* TASK INSTRUCTIONS: Go through the entries below and collect each line with the string "text" in it.

Page layout parsing data:

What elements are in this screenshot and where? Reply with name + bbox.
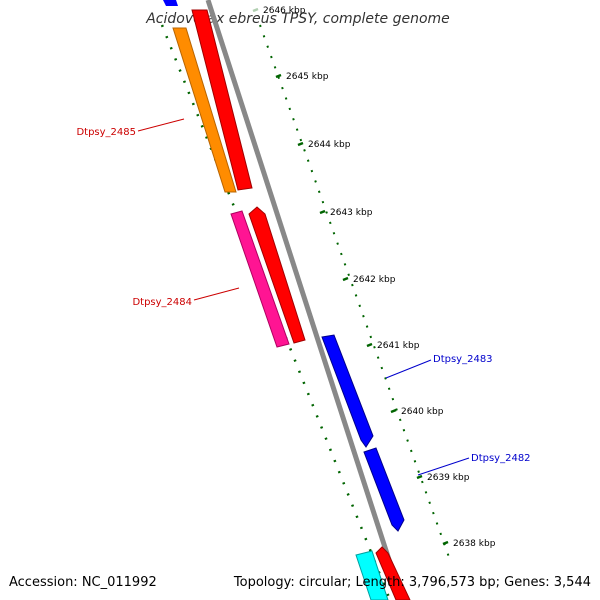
scale-ticks: 2646 kbp 2645 kbp 2644 kbp 2643 kbp 2642 kbp… bbox=[252, 6, 496, 549]
gene-label-dtpsy-2484[interactable]: Dtpsy_2484 bbox=[132, 297, 192, 308]
scale-tick-mark bbox=[319, 209, 326, 215]
gene-label-dtpsy-2482[interactable]: Dtpsy_2482 bbox=[471, 453, 531, 464]
gene-arc-red-1[interactable] bbox=[191, 9, 253, 191]
scale-tick-label: 2644 kbp bbox=[308, 140, 351, 150]
scale-tick-label: 2638 kbp bbox=[453, 539, 496, 549]
scale-tick-mark bbox=[416, 474, 423, 480]
scale-tick-mark bbox=[442, 540, 449, 546]
gc-dotted-track-outer bbox=[259, 24, 451, 561]
gene-leader-dtpsy-2483 bbox=[385, 359, 432, 379]
gene-label-dtpsy-2485[interactable]: Dtpsy_2485 bbox=[76, 127, 136, 138]
gene-label-group-dtpsy-2482: Dtpsy_2482 bbox=[417, 453, 531, 476]
scale-tick-mark bbox=[275, 73, 282, 79]
gene-leader-dtpsy-2482 bbox=[417, 457, 470, 476]
scale-tick-mark bbox=[390, 408, 397, 414]
gene-leader-dtpsy-2484 bbox=[193, 287, 240, 301]
gene-arc-dtpsy-2483[interactable] bbox=[321, 334, 374, 448]
scale-tick-label: 2640 kbp bbox=[401, 407, 444, 417]
scale-tick-label: 2646 kbp bbox=[263, 6, 306, 16]
gene-label-group-dtpsy-2484: Dtpsy_2484 bbox=[132, 287, 240, 308]
genome-summary-text: Topology: circular; Length: 3,796,573 bp… bbox=[233, 575, 591, 590]
gene-arc-cyan-bottom[interactable] bbox=[355, 550, 389, 600]
scale-tick-label: 2645 kbp bbox=[286, 72, 329, 82]
gene-arc-red-bottom[interactable] bbox=[375, 546, 411, 600]
accession-text: Accession: NC_011992 bbox=[9, 575, 157, 590]
scale-tick-label: 2641 kbp bbox=[377, 341, 420, 351]
gene-label-group-dtpsy-2485: Dtpsy_2485 bbox=[76, 118, 185, 138]
genome-backbone bbox=[205, 0, 405, 600]
scale-tick-mark bbox=[366, 342, 373, 348]
gene-arc-blue-top[interactable] bbox=[163, 0, 178, 6]
gene-leader-dtpsy-2485 bbox=[137, 118, 185, 132]
scale-tick-label: 2642 kbp bbox=[353, 275, 396, 285]
scale-tick-mark bbox=[297, 141, 304, 147]
scale-tick-mark bbox=[252, 7, 259, 13]
scale-tick-mark bbox=[342, 276, 349, 282]
gene-label-group-dtpsy-2483: Dtpsy_2483 bbox=[385, 354, 493, 379]
scale-tick-label: 2643 kbp bbox=[330, 208, 373, 218]
scale-tick-label: 2639 kbp bbox=[427, 473, 470, 483]
map-title: Acidovorax ebreus TPSY, complete genome bbox=[145, 11, 450, 27]
gene-label-dtpsy-2483[interactable]: Dtpsy_2483 bbox=[433, 354, 493, 365]
gene-arc-red-2[interactable] bbox=[248, 206, 306, 344]
gene-arc-dtpsy-2485[interactable] bbox=[172, 27, 237, 193]
gene-arc-dtpsy-2482[interactable] bbox=[363, 447, 405, 532]
gene-arc-dtpsy-2484[interactable] bbox=[230, 210, 290, 348]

* TASK RESULT:
genome-summary-text: Topology: circular; Length: 3,796,573 bp… bbox=[233, 575, 591, 590]
accession-text: Accession: NC_011992 bbox=[9, 575, 157, 590]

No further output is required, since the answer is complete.